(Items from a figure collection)
* * * * *

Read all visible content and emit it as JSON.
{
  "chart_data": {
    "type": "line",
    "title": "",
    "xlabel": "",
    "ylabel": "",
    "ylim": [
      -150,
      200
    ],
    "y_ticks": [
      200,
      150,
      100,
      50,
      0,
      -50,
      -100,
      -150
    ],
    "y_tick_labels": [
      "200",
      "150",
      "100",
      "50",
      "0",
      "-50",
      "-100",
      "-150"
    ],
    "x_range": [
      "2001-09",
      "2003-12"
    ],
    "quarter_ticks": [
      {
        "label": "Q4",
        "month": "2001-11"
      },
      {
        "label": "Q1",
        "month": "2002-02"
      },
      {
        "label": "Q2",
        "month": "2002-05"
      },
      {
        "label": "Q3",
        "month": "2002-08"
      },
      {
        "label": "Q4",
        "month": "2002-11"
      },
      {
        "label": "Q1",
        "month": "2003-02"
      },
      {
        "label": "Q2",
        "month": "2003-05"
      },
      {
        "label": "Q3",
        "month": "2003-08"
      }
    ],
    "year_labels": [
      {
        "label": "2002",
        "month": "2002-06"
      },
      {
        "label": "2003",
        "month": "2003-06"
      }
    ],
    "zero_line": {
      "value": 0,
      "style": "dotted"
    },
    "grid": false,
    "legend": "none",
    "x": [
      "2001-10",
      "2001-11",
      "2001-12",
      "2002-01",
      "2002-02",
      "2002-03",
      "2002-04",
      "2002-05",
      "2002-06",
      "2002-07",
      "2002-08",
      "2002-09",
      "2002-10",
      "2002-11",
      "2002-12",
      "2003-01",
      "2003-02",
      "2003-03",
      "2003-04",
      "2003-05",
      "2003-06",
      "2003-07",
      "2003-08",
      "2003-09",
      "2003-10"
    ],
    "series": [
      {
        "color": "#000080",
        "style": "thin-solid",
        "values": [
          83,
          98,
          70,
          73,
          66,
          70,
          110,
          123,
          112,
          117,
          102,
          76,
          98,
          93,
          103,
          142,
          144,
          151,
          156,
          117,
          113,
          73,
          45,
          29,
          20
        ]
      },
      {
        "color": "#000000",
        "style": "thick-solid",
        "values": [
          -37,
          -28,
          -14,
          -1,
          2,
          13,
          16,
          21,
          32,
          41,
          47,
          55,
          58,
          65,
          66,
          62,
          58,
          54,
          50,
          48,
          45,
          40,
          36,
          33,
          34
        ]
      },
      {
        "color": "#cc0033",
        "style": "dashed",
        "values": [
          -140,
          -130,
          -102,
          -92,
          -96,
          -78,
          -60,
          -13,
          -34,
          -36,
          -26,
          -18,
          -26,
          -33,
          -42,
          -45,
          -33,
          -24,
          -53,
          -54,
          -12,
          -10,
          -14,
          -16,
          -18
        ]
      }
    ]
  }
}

* * * * *

§ **PROBLEM DETAILS**:
Tally the lines of the preceding listing in which the word "style" appears; state nothing but the total.

§ **RESPONSE TO THIS TASK**:
4